*Raw records*.
* * * *
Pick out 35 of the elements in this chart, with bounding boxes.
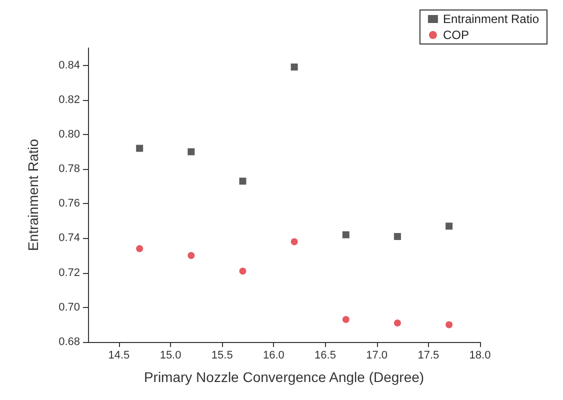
point — [446, 222, 453, 230]
y-tick-label: 0.82 — [58, 94, 80, 106]
y-tick-label: 0.80 — [58, 128, 80, 140]
y-tick-label: 0.74 — [58, 232, 80, 244]
point — [290, 64, 298, 71]
x-tick-label: 18.0 — [469, 350, 491, 362]
point — [239, 268, 246, 275]
point — [394, 319, 401, 326]
point — [342, 316, 350, 324]
x-tick-label: 17.0 — [366, 350, 388, 362]
x-axis-title: Primary Nozzle Convergence Angle (Degree) — [144, 369, 424, 385]
point — [136, 245, 144, 252]
point — [239, 178, 246, 185]
x-tick-label: 14.5 — [108, 350, 130, 362]
x-tick-label: 15.0 — [160, 350, 182, 362]
point — [188, 252, 195, 260]
y-tick-label: 0.76 — [58, 198, 80, 210]
x-tick-label: 16.5 — [314, 350, 336, 362]
point — [290, 238, 298, 246]
y-tick-label: 0.70 — [58, 301, 80, 314]
legend-label: COP — [442, 28, 469, 42]
point — [342, 231, 350, 238]
y-tick-label: 0.78 — [58, 163, 80, 176]
y-tick-label: 0.84 — [58, 59, 80, 72]
x-tick-label: 16.0 — [262, 350, 284, 362]
legend-label: Entrainment Ratio — [442, 12, 540, 26]
y-axis-title: Entrainment Ratio — [25, 138, 41, 252]
x-tick-label: 17.5 — [418, 350, 440, 362]
y-tick-label: 0.72 — [58, 266, 80, 279]
point — [394, 233, 401, 240]
point — [136, 144, 144, 152]
point — [188, 148, 195, 156]
point — [446, 321, 453, 328]
y-tick-label: 0.68 — [58, 336, 80, 348]
x-tick-label: 15.5 — [211, 350, 233, 362]
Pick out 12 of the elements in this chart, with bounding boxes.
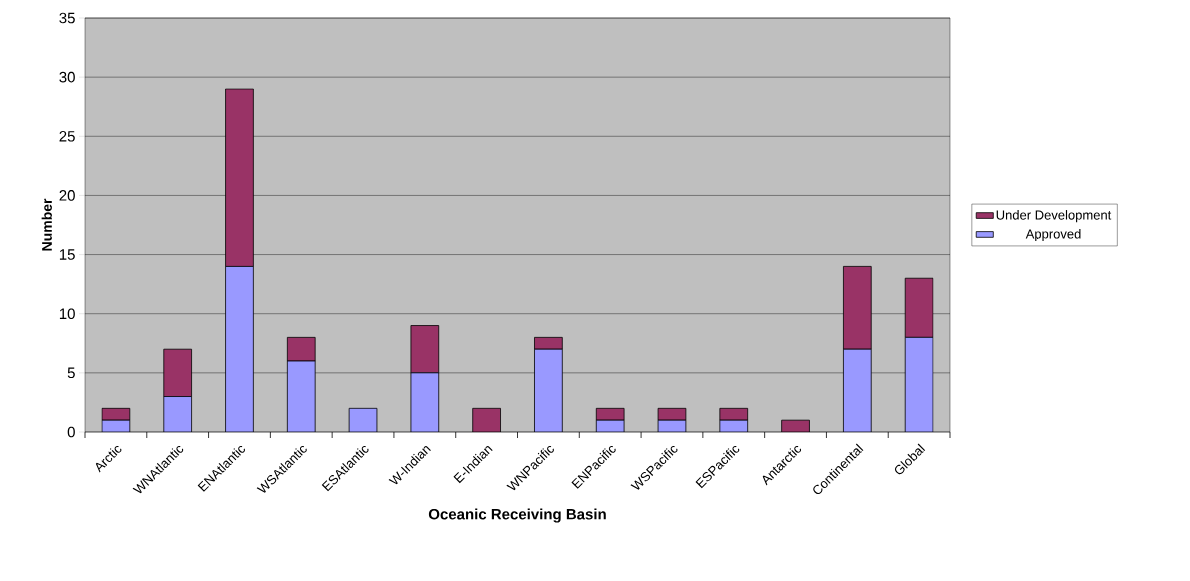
y-tick-label: 5 bbox=[67, 367, 75, 379]
y-tick-label: 20 bbox=[59, 190, 75, 201]
x-axis-title: Oceanic Receiving Basin bbox=[428, 508, 606, 523]
y-tick-label: 30 bbox=[59, 71, 75, 83]
text: Approved bbox=[1025, 228, 1081, 242]
y-tick-label: 0 bbox=[67, 426, 75, 438]
y-tick-label: 35 bbox=[59, 12, 75, 24]
y-tick-label: 25 bbox=[59, 130, 75, 142]
y-axis-title: Number bbox=[41, 198, 52, 251]
y-tick-label: 15 bbox=[59, 249, 75, 260]
legend-label: Under Development bbox=[996, 210, 1112, 223]
y-tick-label: 10 bbox=[59, 308, 75, 320]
* * * *
Please rewrite all the rows above, changing each "y-tick-label" to "y tick label" and leaving everything else as it is. Omit the pictures.

*Solution to this exercise*.
Pick out 35 of the elements in this chart, with bounding boxes.
point — [446, 222, 453, 230]
y tick label: 0.82 — [58, 94, 80, 106]
y tick label: 0.80 — [58, 128, 80, 140]
y tick label: 0.74 — [58, 232, 80, 244]
point — [290, 64, 298, 71]
x-tick-label: 18.0 — [469, 350, 491, 362]
point — [239, 268, 246, 275]
point — [394, 319, 401, 326]
point — [342, 316, 350, 324]
x-tick-label: 17.0 — [366, 350, 388, 362]
x-axis-title: Primary Nozzle Convergence Angle (Degree) — [144, 369, 424, 385]
point — [136, 245, 144, 252]
point — [239, 178, 246, 185]
x-tick-label: 14.5 — [108, 350, 130, 362]
x-tick-label: 15.0 — [160, 350, 182, 362]
point — [188, 252, 195, 260]
y tick label: 0.76 — [58, 198, 80, 210]
x-tick-label: 16.5 — [314, 350, 336, 362]
point — [290, 238, 298, 246]
y tick label: 0.70 — [58, 301, 80, 314]
legend-label: COP — [442, 28, 469, 42]
point — [342, 231, 350, 238]
y tick label: 0.78 — [58, 163, 80, 176]
y tick label: 0.84 — [58, 59, 80, 72]
x-tick-label: 16.0 — [262, 350, 284, 362]
legend-label: Entrainment Ratio — [442, 12, 540, 26]
y-axis-title: Entrainment Ratio — [25, 138, 41, 252]
x-tick-label: 17.5 — [418, 350, 440, 362]
y tick label: 0.72 — [58, 266, 80, 279]
point — [394, 233, 401, 240]
point — [136, 144, 144, 152]
point — [188, 148, 195, 156]
point — [446, 321, 453, 328]
y tick label: 0.68 — [58, 336, 80, 348]
x-tick-label: 15.5 — [211, 350, 233, 362]
Pick out 12 of the elements in this chart, with bounding boxes.
y tick label: 5 bbox=[67, 367, 75, 379]
y tick label: 20 bbox=[59, 190, 75, 201]
x-axis-title: Oceanic Receiving Basin bbox=[428, 508, 606, 523]
y tick label: 30 bbox=[59, 71, 75, 83]
text: Approved bbox=[1025, 228, 1081, 242]
y tick label: 0 bbox=[67, 426, 75, 438]
y tick label: 35 bbox=[59, 12, 75, 24]
y tick label: 25 bbox=[59, 130, 75, 142]
y-axis-title: Number bbox=[41, 198, 52, 251]
y tick label: 15 bbox=[59, 249, 75, 260]
legend-label: Under Development bbox=[996, 210, 1112, 223]
y tick label: 10 bbox=[59, 308, 75, 320]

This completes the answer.